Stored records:

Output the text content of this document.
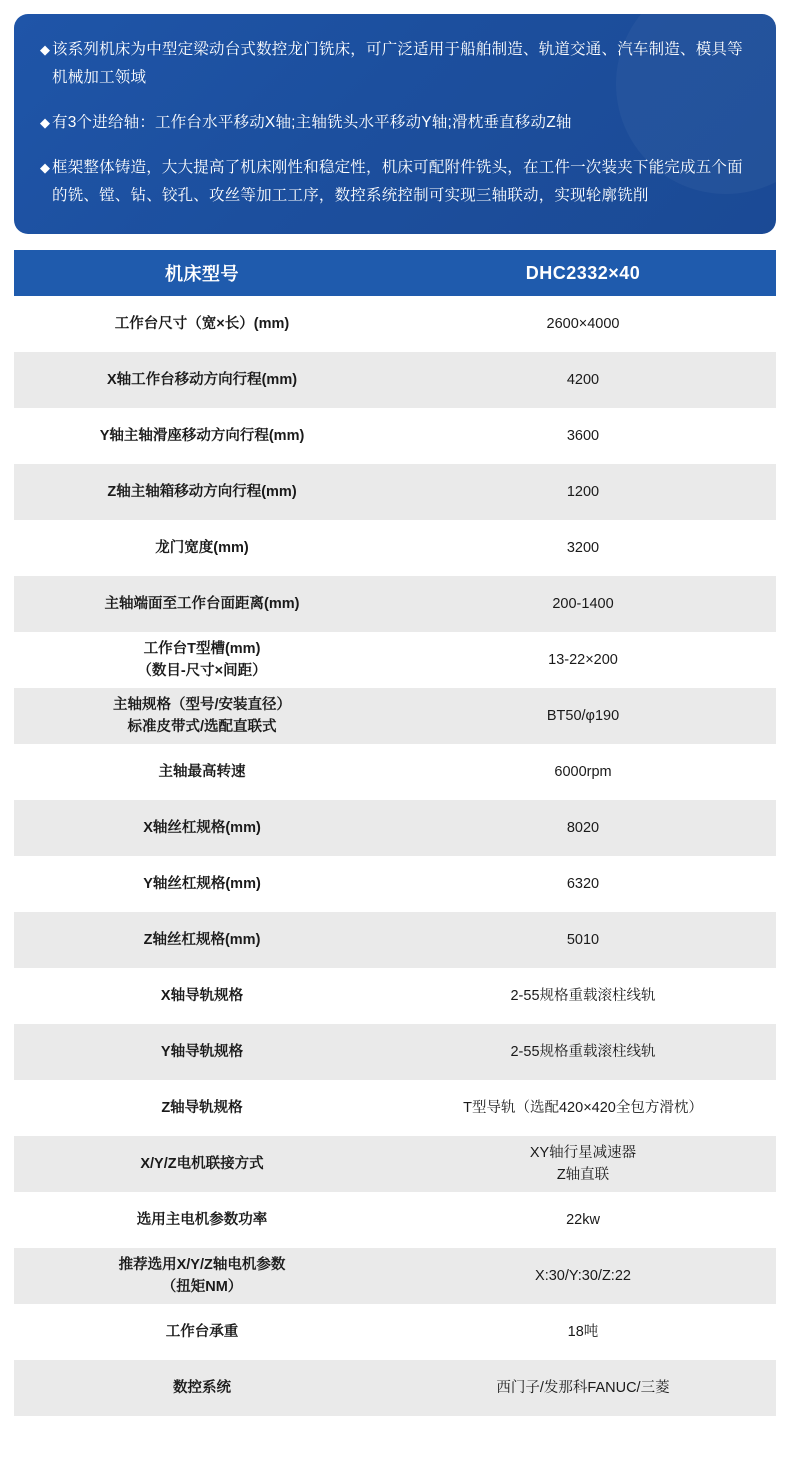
◆ 该系列机床为中型定梁动台式数控龙门铣床，可广泛适用于船舶制造、轨道交通、汽车制造、模具等机械加工领域
◆ 有3个进给轴：工作台水平移动X轴;主轴铣头水平移动Y轴;滑枕垂直移动Z轴
◆ 框架整体铸造，大大提高了机床刚性和稳定性，机床可配附件铣头，在工件一次装夹下能完成五个面的铣、镗、钻、铰孔、攻丝等加工工序，数控系统控制可实现三轴联动，实现轮廓铣削
机床型号	DHC2332×40

工作台尺寸（宽×长）(mm)	2600×4000

X轴工作台移动方向行程(mm)	4200

Y轴主轴滑座移动方向行程(mm)	3600

Z轴主轴箱移动方向行程(mm)	1200

龙门宽度(mm)	3200

主轴端面至工作台面距离(mm)	200-1400

工作台T型槽(mm)
（数目-尺寸×间距）	13-22×200

主轴规格（型号/安装直径）
标准皮带式/选配直联式	BT50/φ190

主轴最高转速	6000rpm

X轴丝杠规格(mm)	8020

Y轴丝杠规格(mm)	6320

Z轴丝杠规格(mm)	5010

X轴导轨规格	2-55规格重载滚柱线轨

Y轴导轨规格	2-55规格重载滚柱线轨

Z轴导轨规格	T型导轨（选配420×420全包方滑枕）

X/Y/Z电机联接方式	XY轴行星减速器
Z轴直联

选用主电机参数功率	22kw

推荐选用X/Y/Z轴电机参数
（扭矩NM）	X:30/Y:30/Z:22

工作台承重	18吨

数控系统	西门子/发那科FANUC/三菱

* TASK PROMPT:
Pictures in the records above are not copied; print everything else exactly.

* RESULT FOR THIS TASK:
Output the text content of this document.
◆ 该系列机床为中型定梁动台式数控龙门铣床，可广泛适用于船舶制造、轨道交通、汽车制造、模具等机械加工领域
◆ 有3个进给轴：工作台水平移动X轴;主轴铣头水平移动Y轴;滑枕垂直移动Z轴
◆ 框架整体铸造，大大提高了机床刚性和稳定性，机床可配附件铣头，在工件一次装夹下能完成五个面的铣、镗、钻、铰孔、攻丝等加工工序，数控系统控制可实现三轴联动，实现轮廓铣削
机床型号	DHC2332×40

工作台尺寸（宽×长）(mm)	2600×4000

X轴工作台移动方向行程(mm)	4200

Y轴主轴滑座移动方向行程(mm)	3600

Z轴主轴箱移动方向行程(mm)	1200

龙门宽度(mm)	3200

主轴端面至工作台面距离(mm)	200-1400

工作台T型槽(mm)
（数目-尺寸×间距）	13-22×200

主轴规格（型号/安装直径）
标准皮带式/选配直联式	BT50/φ190

主轴最高转速	6000rpm

X轴丝杠规格(mm)	8020

Y轴丝杠规格(mm)	6320

Z轴丝杠规格(mm)	5010

X轴导轨规格	2-55规格重载滚柱线轨

Y轴导轨规格	2-55规格重载滚柱线轨

Z轴导轨规格	T型导轨（选配420×420全包方滑枕）

X/Y/Z电机联接方式	XY轴行星减速器
Z轴直联

选用主电机参数功率	22kw

推荐选用X/Y/Z轴电机参数
（扭矩NM）	X:30/Y:30/Z:22

工作台承重	18吨

数控系统	西门子/发那科FANUC/三菱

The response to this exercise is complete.